QUESTIONS ON THE MATERIAL:
**a.** Name every calendar year mentioned in the Yellowstone summer temperature article below.
**b.** According to the Yellowstone summer temperature article, which tree species did the study sample?
**c.** Using the Yellowstone summer temperature article, explain why the study used tree samples to reconstruct summer temperatures.

Yellowstone National Park is famous for harsh winters but a new study shows summers are also getting harsher, with August 2016 ranking as one of the hottest summers in the last 1,250 years.
Yellowstone National Park is famous for harsh winters but a new study shows summers are also getting harsher, with August 2016 ranking as one of the hottest summers in the last 1,250 years.
The new study drew upon samples of living and dead Engelmann spruce trees collected at high elevations in and around Yellowstone National Park to extend the record of maximum summer temperatures back centuries beyond instrumental records. The findings were published in Geophysical Research Letters, AGU’s journal for high-impact, short-format reports with immediate implications spanning all Earth and space sciences.
The team, led by Karen Heeter, a dendrochronologist at the University of Idaho in Moscow, found that the 20th and 21st centuries, and especially the past 20 years, are the hottest in the new 1,250-year record. Previously, temperature records for the Yellowstone region were only available going back to 1905.
The climate data gleaned from the tree ring samples fits closely with the instrumental record over the past 100 years. The team was also able to identify several known periods of warming in the tree ring record, including the Medieval Climate Anomaly that occurred between 950 and 1250, as well as several multidecadal periods of cooling that occurred prior to 1500.

DATASET:
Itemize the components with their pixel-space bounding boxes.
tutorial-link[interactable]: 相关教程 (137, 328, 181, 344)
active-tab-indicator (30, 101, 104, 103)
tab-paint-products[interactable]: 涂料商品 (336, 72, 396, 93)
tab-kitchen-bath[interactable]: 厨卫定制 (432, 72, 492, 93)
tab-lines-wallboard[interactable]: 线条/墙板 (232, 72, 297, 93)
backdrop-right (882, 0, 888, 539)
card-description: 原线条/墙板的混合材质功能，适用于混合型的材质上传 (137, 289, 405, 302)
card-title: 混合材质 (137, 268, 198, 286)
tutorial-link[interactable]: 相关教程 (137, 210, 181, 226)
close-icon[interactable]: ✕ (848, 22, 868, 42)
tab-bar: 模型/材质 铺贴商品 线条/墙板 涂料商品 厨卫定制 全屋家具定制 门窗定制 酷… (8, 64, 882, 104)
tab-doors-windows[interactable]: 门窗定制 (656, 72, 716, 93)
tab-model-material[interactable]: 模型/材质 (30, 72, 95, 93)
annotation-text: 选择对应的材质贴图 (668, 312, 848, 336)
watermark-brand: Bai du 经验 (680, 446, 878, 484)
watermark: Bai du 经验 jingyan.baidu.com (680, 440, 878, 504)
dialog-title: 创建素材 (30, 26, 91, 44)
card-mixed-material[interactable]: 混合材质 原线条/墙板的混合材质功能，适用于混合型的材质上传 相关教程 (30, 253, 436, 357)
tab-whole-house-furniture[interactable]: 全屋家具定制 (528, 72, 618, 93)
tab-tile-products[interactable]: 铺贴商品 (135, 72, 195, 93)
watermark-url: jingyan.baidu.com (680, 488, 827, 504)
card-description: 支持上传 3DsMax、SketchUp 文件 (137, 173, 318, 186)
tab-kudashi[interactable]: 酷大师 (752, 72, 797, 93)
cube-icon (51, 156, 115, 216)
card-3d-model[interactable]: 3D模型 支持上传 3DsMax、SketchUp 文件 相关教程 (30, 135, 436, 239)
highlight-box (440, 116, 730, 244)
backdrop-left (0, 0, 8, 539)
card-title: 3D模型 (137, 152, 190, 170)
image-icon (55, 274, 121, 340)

RESULTS OF THE TASKS:
**a.** 2016, 1905, 950, 1250, 1500

**b.** Engelmann spruce.

**c.** The researchers used samples of living and dead Engelmann spruce to extend the record of maximum summer temperatures centuries beyond instrumental records. Before this study, temperature records for the Yellowstone region went back only to 1905.